◆ Data supplied ◆

## START

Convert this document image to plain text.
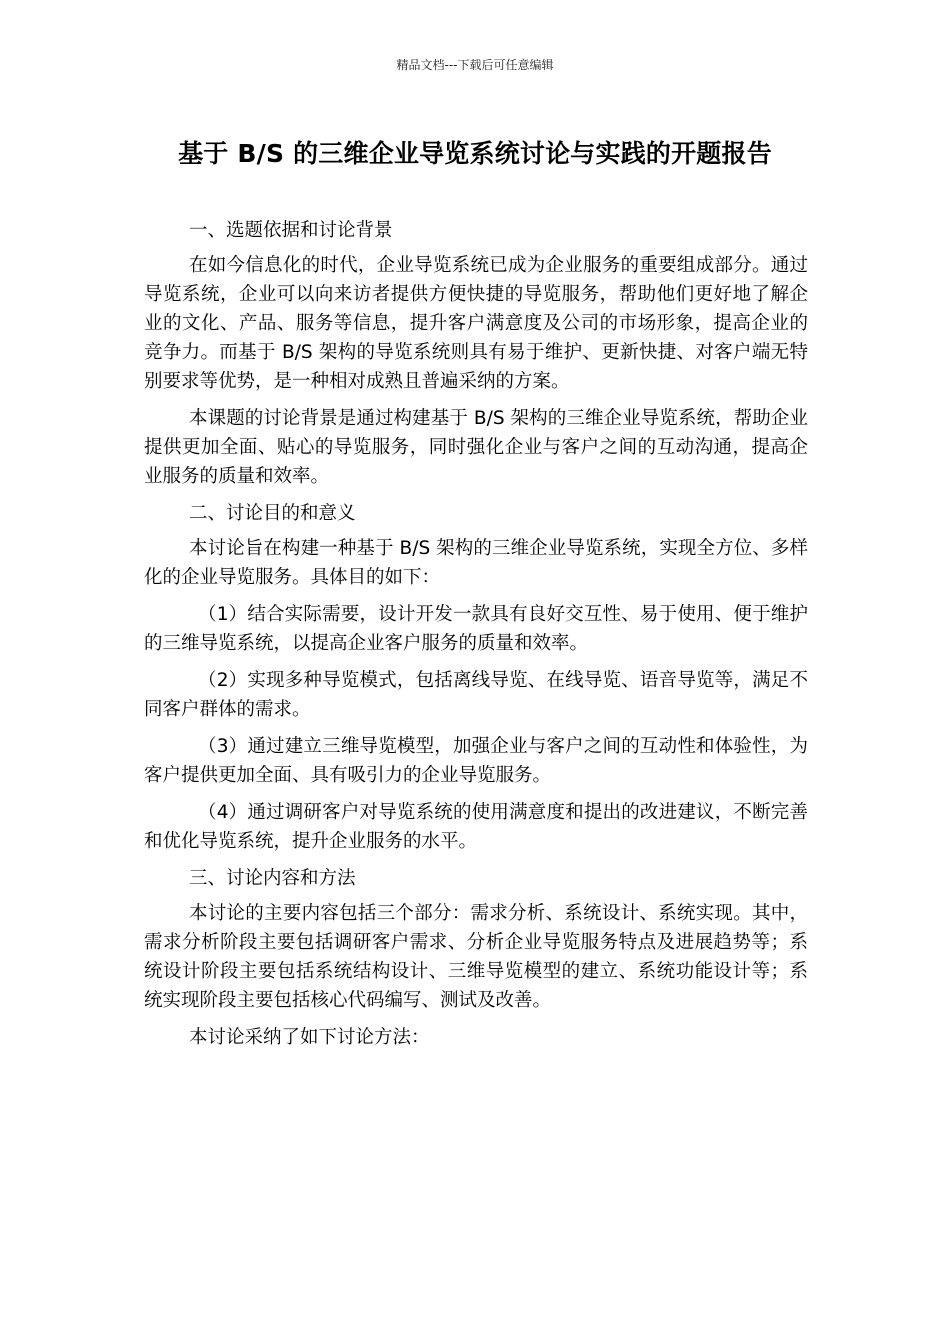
精品文档---下载后可任意编辑
基于 B/S 的三维企业导览系统讨论与实践的开题报告

一、选题依据和讨论背景

在如今信息化的时代，企业导览系统已成为企业服务的重要组成部分。通过导览系统，企业可以向来访者提供方便快捷的导览服务，帮助他们更好地了解企业的文化、产品、服务等信息，提升客户满意度及公司的市场形象，提高企业的竞争力。而基于 B/S 架构的导览系统则具有易于维护、更新快捷、对客户端无特别要求等优势，是一种相对成熟且普遍采纳的方案。

本课题的讨论背景是通过构建基于 B/S 架构的三维企业导览系统，帮助企业提供更加全面、贴心的导览服务，同时强化企业与客户之间的互动沟通，提高企业服务的质量和效率。

二、讨论目的和意义

本讨论旨在构建一种基于 B/S 架构的三维企业导览系统，实现全方位、多样化的企业导览服务。具体目的如下：

（1）结合实际需要，设计开发一款具有良好交互性、易于使用、便于维护的三维导览系统，以提高企业客户服务的质量和效率。

（2）实现多种导览模式，包括离线导览、在线导览、语音导览等，满足不同客户群体的需求。

（3）通过建立三维导览模型，加强企业与客户之间的互动性和体验性，为客户提供更加全面、具有吸引力的企业导览服务。

（4）通过调研客户对导览系统的使用满意度和提出的改进建议，不断完善和优化导览系统，提升企业服务的水平。

三、讨论内容和方法

本讨论的主要内容包括三个部分：需求分析、系统设计、系统实现。其中，需求分析阶段主要包括调研客户需求、分析企业导览服务特点及进展趋势等；系统设计阶段主要包括系统结构设计、三维导览模型的建立、系统功能设计等；系统实现阶段主要包括核心代码编写、测试及改善。

本讨论采纳了如下讨论方法：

## END

From the material above, gather all lines that include the string "架构的三维企业导览系统" and copy them.

◆ Exercise result ◆
本课题的讨论背景是通过构建基于 B/S 架构的三维企业导览系统，帮助企业提供更加全面、贴心的导览服务，同时强化企业与客户之间的互动沟通，提高企业服务的质量和效率。
本讨论旨在构建一种基于 B/S 架构的三维企业导览系统，实现全方位、多样化的企业导览服务。具体目的如下：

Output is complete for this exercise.